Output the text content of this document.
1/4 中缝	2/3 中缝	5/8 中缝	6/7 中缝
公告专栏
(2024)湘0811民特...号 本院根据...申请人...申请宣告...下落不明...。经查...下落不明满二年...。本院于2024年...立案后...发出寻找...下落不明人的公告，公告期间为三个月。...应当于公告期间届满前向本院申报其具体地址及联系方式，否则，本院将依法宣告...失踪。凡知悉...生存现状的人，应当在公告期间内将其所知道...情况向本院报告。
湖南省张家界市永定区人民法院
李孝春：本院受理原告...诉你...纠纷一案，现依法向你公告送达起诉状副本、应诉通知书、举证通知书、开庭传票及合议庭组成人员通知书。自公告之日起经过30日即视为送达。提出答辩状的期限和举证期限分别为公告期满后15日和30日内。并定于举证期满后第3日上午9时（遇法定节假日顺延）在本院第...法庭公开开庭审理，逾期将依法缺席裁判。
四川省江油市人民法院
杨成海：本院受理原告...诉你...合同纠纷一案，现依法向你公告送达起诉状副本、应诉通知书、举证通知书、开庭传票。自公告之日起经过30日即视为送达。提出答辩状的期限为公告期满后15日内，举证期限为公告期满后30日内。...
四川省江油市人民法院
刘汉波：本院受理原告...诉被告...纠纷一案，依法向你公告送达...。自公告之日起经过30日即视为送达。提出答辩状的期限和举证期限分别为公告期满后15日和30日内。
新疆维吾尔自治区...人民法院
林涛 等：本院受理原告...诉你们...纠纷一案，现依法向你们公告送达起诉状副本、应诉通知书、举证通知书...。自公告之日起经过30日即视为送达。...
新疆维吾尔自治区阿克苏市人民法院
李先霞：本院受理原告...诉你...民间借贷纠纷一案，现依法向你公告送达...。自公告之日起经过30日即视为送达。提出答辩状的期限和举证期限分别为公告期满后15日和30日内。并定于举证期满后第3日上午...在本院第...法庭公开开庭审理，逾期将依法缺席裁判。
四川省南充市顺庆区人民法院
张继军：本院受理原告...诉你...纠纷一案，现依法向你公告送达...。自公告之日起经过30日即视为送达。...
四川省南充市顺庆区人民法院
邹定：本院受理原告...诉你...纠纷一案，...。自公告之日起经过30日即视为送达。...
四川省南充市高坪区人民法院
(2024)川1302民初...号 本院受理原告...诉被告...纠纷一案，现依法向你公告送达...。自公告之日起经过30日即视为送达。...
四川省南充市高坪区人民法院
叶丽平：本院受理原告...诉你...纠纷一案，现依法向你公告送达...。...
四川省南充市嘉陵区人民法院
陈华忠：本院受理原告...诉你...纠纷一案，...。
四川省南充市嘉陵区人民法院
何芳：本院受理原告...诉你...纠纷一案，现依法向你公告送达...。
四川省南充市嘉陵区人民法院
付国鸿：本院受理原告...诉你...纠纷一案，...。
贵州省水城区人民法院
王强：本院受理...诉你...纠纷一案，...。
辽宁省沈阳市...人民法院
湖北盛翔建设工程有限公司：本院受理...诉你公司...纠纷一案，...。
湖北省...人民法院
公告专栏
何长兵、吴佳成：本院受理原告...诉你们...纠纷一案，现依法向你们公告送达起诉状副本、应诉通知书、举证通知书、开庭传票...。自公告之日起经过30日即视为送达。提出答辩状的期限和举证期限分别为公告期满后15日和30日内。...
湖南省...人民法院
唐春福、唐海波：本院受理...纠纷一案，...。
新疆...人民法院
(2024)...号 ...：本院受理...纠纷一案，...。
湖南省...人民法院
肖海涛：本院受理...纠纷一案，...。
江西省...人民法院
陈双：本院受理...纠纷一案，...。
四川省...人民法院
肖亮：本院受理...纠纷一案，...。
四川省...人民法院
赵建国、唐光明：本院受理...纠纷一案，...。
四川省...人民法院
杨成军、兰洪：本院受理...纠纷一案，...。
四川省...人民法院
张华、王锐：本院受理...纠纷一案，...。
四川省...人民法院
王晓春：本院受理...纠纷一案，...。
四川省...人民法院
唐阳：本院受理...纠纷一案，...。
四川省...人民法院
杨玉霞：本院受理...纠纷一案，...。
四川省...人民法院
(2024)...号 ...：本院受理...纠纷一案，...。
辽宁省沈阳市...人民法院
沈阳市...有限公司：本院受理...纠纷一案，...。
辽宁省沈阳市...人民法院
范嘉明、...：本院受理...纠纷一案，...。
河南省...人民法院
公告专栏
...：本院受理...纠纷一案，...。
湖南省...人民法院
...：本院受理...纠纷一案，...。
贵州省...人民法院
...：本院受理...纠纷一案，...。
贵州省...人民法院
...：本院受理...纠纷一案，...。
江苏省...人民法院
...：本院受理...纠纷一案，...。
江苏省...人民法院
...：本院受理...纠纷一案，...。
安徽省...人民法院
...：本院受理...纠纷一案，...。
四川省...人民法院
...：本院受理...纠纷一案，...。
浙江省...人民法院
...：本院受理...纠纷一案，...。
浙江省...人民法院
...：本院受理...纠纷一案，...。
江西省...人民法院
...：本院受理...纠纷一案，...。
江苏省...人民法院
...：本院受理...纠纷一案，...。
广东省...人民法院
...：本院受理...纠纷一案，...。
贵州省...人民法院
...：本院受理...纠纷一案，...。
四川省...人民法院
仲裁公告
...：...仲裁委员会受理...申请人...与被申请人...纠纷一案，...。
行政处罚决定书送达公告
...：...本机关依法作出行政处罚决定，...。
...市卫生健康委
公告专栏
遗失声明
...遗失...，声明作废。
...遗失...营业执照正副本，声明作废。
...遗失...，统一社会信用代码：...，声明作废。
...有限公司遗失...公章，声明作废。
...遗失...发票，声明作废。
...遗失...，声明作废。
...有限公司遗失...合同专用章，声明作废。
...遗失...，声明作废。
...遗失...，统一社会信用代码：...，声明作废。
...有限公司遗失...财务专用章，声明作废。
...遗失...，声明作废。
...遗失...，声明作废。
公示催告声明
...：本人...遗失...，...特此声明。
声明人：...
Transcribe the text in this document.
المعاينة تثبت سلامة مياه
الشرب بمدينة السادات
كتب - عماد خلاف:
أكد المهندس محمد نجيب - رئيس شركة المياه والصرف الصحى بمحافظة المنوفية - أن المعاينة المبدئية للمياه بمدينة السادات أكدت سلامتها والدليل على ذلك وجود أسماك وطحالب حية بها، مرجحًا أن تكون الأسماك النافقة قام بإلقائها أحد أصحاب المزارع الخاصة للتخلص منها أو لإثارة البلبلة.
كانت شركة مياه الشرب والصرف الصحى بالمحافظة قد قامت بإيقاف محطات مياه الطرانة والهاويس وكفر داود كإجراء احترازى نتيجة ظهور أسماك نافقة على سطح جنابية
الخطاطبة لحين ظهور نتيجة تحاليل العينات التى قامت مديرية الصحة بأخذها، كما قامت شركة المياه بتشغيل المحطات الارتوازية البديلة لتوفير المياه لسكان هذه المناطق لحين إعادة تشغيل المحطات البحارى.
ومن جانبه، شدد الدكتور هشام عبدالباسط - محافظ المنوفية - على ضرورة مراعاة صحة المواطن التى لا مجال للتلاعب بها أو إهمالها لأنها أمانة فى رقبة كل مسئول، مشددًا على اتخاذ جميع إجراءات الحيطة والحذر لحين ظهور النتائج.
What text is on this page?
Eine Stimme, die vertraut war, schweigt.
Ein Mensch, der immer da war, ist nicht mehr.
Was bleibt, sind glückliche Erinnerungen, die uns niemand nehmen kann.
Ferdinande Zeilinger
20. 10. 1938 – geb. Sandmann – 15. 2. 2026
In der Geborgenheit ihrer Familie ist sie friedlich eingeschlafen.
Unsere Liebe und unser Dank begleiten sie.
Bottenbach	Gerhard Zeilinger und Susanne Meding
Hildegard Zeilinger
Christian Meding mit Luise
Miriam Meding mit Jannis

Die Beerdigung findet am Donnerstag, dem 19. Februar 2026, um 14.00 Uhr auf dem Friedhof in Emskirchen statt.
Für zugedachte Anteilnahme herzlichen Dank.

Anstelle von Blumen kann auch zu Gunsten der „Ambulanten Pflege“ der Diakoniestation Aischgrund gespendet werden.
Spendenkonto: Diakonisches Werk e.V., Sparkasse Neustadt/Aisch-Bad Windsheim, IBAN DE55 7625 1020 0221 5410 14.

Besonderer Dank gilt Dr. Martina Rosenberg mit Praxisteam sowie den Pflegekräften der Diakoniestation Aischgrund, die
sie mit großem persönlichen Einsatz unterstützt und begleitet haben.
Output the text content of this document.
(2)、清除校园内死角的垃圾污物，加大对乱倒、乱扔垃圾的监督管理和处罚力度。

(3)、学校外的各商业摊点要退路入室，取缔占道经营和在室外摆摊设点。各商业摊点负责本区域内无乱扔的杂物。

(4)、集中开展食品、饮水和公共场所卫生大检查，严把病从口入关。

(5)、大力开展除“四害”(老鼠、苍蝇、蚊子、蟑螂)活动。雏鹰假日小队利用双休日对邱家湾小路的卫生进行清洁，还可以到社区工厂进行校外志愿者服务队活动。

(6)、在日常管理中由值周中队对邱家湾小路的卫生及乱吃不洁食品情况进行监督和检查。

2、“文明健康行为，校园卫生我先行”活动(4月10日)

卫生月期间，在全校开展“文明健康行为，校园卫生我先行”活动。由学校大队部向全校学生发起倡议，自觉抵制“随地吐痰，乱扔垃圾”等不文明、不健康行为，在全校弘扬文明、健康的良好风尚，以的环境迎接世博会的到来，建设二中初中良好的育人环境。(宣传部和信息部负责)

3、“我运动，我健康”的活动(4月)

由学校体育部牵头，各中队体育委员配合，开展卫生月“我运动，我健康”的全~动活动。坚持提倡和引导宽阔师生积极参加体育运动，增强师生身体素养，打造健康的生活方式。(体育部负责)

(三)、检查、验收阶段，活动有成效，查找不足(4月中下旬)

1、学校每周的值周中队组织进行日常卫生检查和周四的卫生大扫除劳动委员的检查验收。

_ _ _ _

• _AIM OF THE TASK_:
Pull out every line above that holds the word "逾期将依法缺席裁判".

• _EXERCISE OUTPUT_:
李孝春：本院受理原告...诉你...纠纷一案，现依法向你公告送达起诉状副本、应诉通知书、举证通知书、开庭传票及合议庭组成人员通知书。自公告之日起经过30日即视为送达。提出答辩状的期限和举证期限分别为公告期满后15日和30日内。并定于举证期满后第3日上午9时（遇法定节假日顺延）在本院第...法庭公开开庭审理，逾期将依法缺席裁判。
李先霞：本院受理原告...诉你...民间借贷纠纷一案，现依法向你公告送达...。自公告之日起经过30日即视为送达。提出答辩状的期限和举证期限分别为公告期满后15日和30日内。并定于举证期满后第3日上午...在本院第...法庭公开开庭审理，逾期将依法缺席裁判。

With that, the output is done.